- **Stored records**

[BEGIN]

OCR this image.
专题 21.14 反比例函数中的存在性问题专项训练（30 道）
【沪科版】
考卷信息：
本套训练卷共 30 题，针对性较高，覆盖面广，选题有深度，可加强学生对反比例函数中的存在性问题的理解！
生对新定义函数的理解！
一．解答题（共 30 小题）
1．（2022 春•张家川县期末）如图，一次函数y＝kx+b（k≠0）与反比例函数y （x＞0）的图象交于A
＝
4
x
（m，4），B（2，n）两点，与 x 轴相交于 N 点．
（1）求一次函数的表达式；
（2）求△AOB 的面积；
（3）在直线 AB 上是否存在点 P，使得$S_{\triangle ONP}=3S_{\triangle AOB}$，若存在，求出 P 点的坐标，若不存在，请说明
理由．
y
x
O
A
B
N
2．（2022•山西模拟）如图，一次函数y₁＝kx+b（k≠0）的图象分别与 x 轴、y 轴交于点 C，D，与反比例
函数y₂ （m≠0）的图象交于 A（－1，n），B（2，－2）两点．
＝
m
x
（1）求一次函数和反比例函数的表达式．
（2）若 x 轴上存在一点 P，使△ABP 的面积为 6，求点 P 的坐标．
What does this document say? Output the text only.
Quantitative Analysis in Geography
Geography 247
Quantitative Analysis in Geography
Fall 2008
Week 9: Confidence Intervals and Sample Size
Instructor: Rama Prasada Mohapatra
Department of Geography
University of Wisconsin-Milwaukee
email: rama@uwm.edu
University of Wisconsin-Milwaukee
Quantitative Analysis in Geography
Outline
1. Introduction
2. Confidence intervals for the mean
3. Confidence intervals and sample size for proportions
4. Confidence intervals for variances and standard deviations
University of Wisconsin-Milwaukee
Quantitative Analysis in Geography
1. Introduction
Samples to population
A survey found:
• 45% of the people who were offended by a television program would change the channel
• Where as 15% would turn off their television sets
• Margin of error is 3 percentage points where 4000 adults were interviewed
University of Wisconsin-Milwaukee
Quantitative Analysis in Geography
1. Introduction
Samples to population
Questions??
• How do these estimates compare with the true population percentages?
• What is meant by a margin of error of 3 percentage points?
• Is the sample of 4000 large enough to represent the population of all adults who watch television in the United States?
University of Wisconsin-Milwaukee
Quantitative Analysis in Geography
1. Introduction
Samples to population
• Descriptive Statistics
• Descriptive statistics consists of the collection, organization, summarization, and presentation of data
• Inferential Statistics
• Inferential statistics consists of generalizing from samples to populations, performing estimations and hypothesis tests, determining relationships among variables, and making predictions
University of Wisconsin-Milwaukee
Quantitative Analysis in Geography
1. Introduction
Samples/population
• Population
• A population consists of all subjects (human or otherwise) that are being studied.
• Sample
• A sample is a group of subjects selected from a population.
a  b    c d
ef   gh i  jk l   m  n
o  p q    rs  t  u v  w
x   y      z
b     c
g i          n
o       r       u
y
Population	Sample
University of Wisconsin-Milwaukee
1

[END]

- **WHAT YOU NEED TO DO**
Reproduce each entry word for word.

- **RESPONSE TO THE EXERCISE**
OCR this image.
专题 21.14 反比例函数中的存在性问题专项训练（30 道）
【沪科版】
考卷信息：
本套训练卷共 30 题，针对性较高，覆盖面广，选题有深度，可加强学生对反比例函数中的存在性问题的理解！
生对新定义函数的理解！
一．解答题（共 30 小题）
1．（2022 春•张家川县期末）如图，一次函数y＝kx+b（k≠0）与反比例函数y （x＞0）的图象交于A
＝
4
x
（m，4），B（2，n）两点，与 x 轴相交于 N 点．
（1）求一次函数的表达式；
（2）求△AOB 的面积；
（3）在直线 AB 上是否存在点 P，使得$S_{\triangle ONP}=3S_{\triangle AOB}$，若存在，求出 P 点的坐标，若不存在，请说明
理由．
y
x
O
A
B
N
2．（2022•山西模拟）如图，一次函数y₁＝kx+b（k≠0）的图象分别与 x 轴、y 轴交于点 C，D，与反比例
函数y₂ （m≠0）的图象交于 A（－1，n），B（2，－2）两点．
＝
m
x
（1）求一次函数和反比例函数的表达式．
（2）若 x 轴上存在一点 P，使△ABP 的面积为 6，求点 P 的坐标．
What does this document say? Output the text only.
Quantitative Analysis in Geography
Geography 247
Quantitative Analysis in Geography
Fall 2008
Week 9: Confidence Intervals and Sample Size
Instructor: Rama Prasada Mohapatra
Department of Geography
University of Wisconsin-Milwaukee
email: rama@uwm.edu
University of Wisconsin-Milwaukee
Quantitative Analysis in Geography
Outline
1. Introduction
2. Confidence intervals for the mean
3. Confidence intervals and sample size for proportions
4. Confidence intervals for variances and standard deviations
University of Wisconsin-Milwaukee
Quantitative Analysis in Geography
1. Introduction
Samples to population
A survey found:
• 45% of the people who were offended by a television program would change the channel
• Where as 15% would turn off their television sets
• Margin of error is 3 percentage points where 4000 adults were interviewed
University of Wisconsin-Milwaukee
Quantitative Analysis in Geography
1. Introduction
Samples to population
Questions??
• How do these estimates compare with the true population percentages?
• What is meant by a margin of error of 3 percentage points?
• Is the sample of 4000 large enough to represent the population of all adults who watch television in the United States?
University of Wisconsin-Milwaukee
Quantitative Analysis in Geography
1. Introduction
Samples to population
• Descriptive Statistics
• Descriptive statistics consists of the collection, organization, summarization, and presentation of data
• Inferential Statistics
• Inferential statistics consists of generalizing from samples to populations, performing estimations and hypothesis tests, determining relationships among variables, and making predictions
University of Wisconsin-Milwaukee
Quantitative Analysis in Geography
1. Introduction
Samples/population
• Population
• A population consists of all subjects (human or otherwise) that are being studied.
• Sample
• A sample is a group of subjects selected from a population.
a  b    c d
ef   gh i  jk l   m  n
o  p q    rs  t  u v  w
x   y      z
b     c
g i          n
o       r       u
y
Population	Sample
University of Wisconsin-Milwaukee
1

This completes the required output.